** Start of Records provided **

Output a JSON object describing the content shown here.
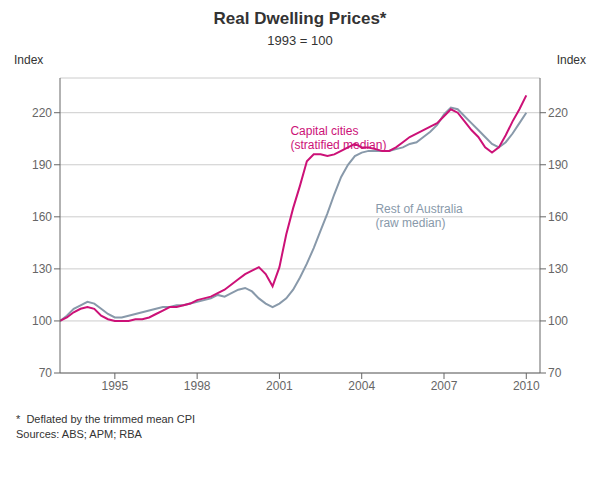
{
  "chart_data": {
    "type": "line",
    "title": "Real Dwelling Prices*",
    "subtitle": "1993 = 100",
    "ylabel": "Index",
    "y2label": "Index",
    "notes": [
      "*  Deflated by the trimmed mean CPI",
      "Sources: ABS; APM; RBA"
    ],
    "xlim": [
      1993.0,
      2010.5
    ],
    "xticks": [
      1995,
      1998,
      2001,
      2004,
      2007,
      2010
    ],
    "ylim": [
      70,
      240
    ],
    "yticks": [
      70,
      100,
      130,
      160,
      190,
      220
    ],
    "y2lim": [
      70,
      240
    ],
    "y2ticks": [
      70,
      100,
      130,
      160,
      190,
      220
    ],
    "grid": true,
    "x": [
      1993.0,
      1993.25,
      1993.5,
      1993.75,
      1994.0,
      1994.25,
      1994.5,
      1994.75,
      1995.0,
      1995.25,
      1995.5,
      1995.75,
      1996.0,
      1996.25,
      1996.5,
      1996.75,
      1997.0,
      1997.25,
      1997.5,
      1997.75,
      1998.0,
      1998.25,
      1998.5,
      1998.75,
      1999.0,
      1999.25,
      1999.5,
      1999.75,
      2000.0,
      2000.25,
      2000.5,
      2000.75,
      2001.0,
      2001.25,
      2001.5,
      2001.75,
      2002.0,
      2002.25,
      2002.5,
      2002.75,
      2003.0,
      2003.25,
      2003.5,
      2003.75,
      2004.0,
      2004.25,
      2004.5,
      2004.75,
      2005.0,
      2005.25,
      2005.5,
      2005.75,
      2006.0,
      2006.25,
      2006.5,
      2006.75,
      2007.0,
      2007.25,
      2007.5,
      2007.75,
      2008.0,
      2008.25,
      2008.5,
      2008.75,
      2009.0,
      2009.25,
      2009.5,
      2009.75,
      2010.0
    ],
    "series": [
      {
        "color": "#CC1177",
        "values": [
          100,
          102,
          105,
          107,
          108,
          107,
          103,
          101,
          100,
          100,
          100,
          101,
          101,
          102,
          104,
          106,
          108,
          108,
          109,
          110,
          112,
          113,
          114,
          116,
          118,
          121,
          124,
          127,
          129,
          131,
          127,
          120,
          131,
          150,
          165,
          178,
          192,
          196,
          196,
          195,
          196,
          198,
          200,
          202,
          200,
          200,
          199,
          198,
          198,
          200,
          203,
          206,
          208,
          210,
          212,
          214,
          218,
          222,
          220,
          215,
          210,
          206,
          200,
          197,
          200,
          207,
          215,
          222,
          230
        ]
      },
      {
        "color": "#8899AA",
        "values": [
          100,
          103,
          107,
          109,
          111,
          110,
          107,
          104,
          102,
          102,
          103,
          104,
          105,
          106,
          107,
          108,
          108,
          109,
          109,
          110,
          111,
          112,
          113,
          115,
          114,
          116,
          118,
          119,
          117,
          113,
          110,
          108,
          110,
          113,
          118,
          125,
          133,
          142,
          152,
          162,
          173,
          183,
          190,
          195,
          197,
          198,
          198,
          198,
          198,
          199,
          200,
          202,
          203,
          206,
          209,
          213,
          219,
          223,
          222,
          218,
          214,
          210,
          206,
          202,
          200,
          203,
          208,
          214,
          220
        ]
      }
    ],
    "annotations": [
      {
        "text": "Capital cities",
        "x": 2001.4,
        "y": 207,
        "color": "#CC1177"
      },
      {
        "text": "(stratified median)",
        "x": 2001.4,
        "y": 199,
        "color": "#CC1177"
      },
      {
        "text": "Rest of Australia",
        "x": 2004.5,
        "y": 162,
        "color": "#8899AA"
      },
      {
        "text": "(raw median)",
        "x": 2004.5,
        "y": 154,
        "color": "#8899AA"
      }
    ]
  }
}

** End of Records provided **

Prompt =>
Verbatim reproduction of every record is required; images are left out.

Response =>
Output a JSON object describing the content shown here.
{
  "chart_data": {
    "type": "line",
    "title": "Real Dwelling Prices*",
    "subtitle": "1993 = 100",
    "ylabel": "Index",
    "y2label": "Index",
    "notes": [
      "*  Deflated by the trimmed mean CPI",
      "Sources: ABS; APM; RBA"
    ],
    "xlim": [
      1993.0,
      2010.5
    ],
    "xticks": [
      1995,
      1998,
      2001,
      2004,
      2007,
      2010
    ],
    "ylim": [
      70,
      240
    ],
    "yticks": [
      70,
      100,
      130,
      160,
      190,
      220
    ],
    "y2lim": [
      70,
      240
    ],
    "y2ticks": [
      70,
      100,
      130,
      160,
      190,
      220
    ],
    "grid": true,
    "x": [
      1993.0,
      1993.25,
      1993.5,
      1993.75,
      1994.0,
      1994.25,
      1994.5,
      1994.75,
      1995.0,
      1995.25,
      1995.5,
      1995.75,
      1996.0,
      1996.25,
      1996.5,
      1996.75,
      1997.0,
      1997.25,
      1997.5,
      1997.75,
      1998.0,
      1998.25,
      1998.5,
      1998.75,
      1999.0,
      1999.25,
      1999.5,
      1999.75,
      2000.0,
      2000.25,
      2000.5,
      2000.75,
      2001.0,
      2001.25,
      2001.5,
      2001.75,
      2002.0,
      2002.25,
      2002.5,
      2002.75,
      2003.0,
      2003.25,
      2003.5,
      2003.75,
      2004.0,
      2004.25,
      2004.5,
      2004.75,
      2005.0,
      2005.25,
      2005.5,
      2005.75,
      2006.0,
      2006.25,
      2006.5,
      2006.75,
      2007.0,
      2007.25,
      2007.5,
      2007.75,
      2008.0,
      2008.25,
      2008.5,
      2008.75,
      2009.0,
      2009.25,
      2009.5,
      2009.75,
      2010.0
    ],
    "series": [
      {
        "color": "#CC1177",
        "values": [
          100,
          102,
          105,
          107,
          108,
          107,
          103,
          101,
          100,
          100,
          100,
          101,
          101,
          102,
          104,
          106,
          108,
          108,
          109,
          110,
          112,
          113,
          114,
          116,
          118,
          121,
          124,
          127,
          129,
          131,
          127,
          120,
          131,
          150,
          165,
          178,
          192,
          196,
          196,
          195,
          196,
          198,
          200,
          202,
          200,
          200,
          199,
          198,
          198,
          200,
          203,
          206,
          208,
          210,
          212,
          214,
          218,
          222,
          220,
          215,
          210,
          206,
          200,
          197,
          200,
          207,
          215,
          222,
          230
        ]
      },
      {
        "color": "#8899AA",
        "values": [
          100,
          103,
          107,
          109,
          111,
          110,
          107,
          104,
          102,
          102,
          103,
          104,
          105,
          106,
          107,
          108,
          108,
          109,
          109,
          110,
          111,
          112,
          113,
          115,
          114,
          116,
          118,
          119,
          117,
          113,
          110,
          108,
          110,
          113,
          118,
          125,
          133,
          142,
          152,
          162,
          173,
          183,
          190,
          195,
          197,
          198,
          198,
          198,
          198,
          199,
          200,
          202,
          203,
          206,
          209,
          213,
          219,
          223,
          222,
          218,
          214,
          210,
          206,
          202,
          200,
          203,
          208,
          214,
          220
        ]
      }
    ],
    "annotations": [
      {
        "text": "Capital cities",
        "x": 2001.4,
        "y": 207,
        "color": "#CC1177"
      },
      {
        "text": "(stratified median)",
        "x": 2001.4,
        "y": 199,
        "color": "#CC1177"
      },
      {
        "text": "Rest of Australia",
        "x": 2004.5,
        "y": 162,
        "color": "#8899AA"
      },
      {
        "text": "(raw median)",
        "x": 2004.5,
        "y": 154,
        "color": "#8899AA"
      }
    ]
  }
}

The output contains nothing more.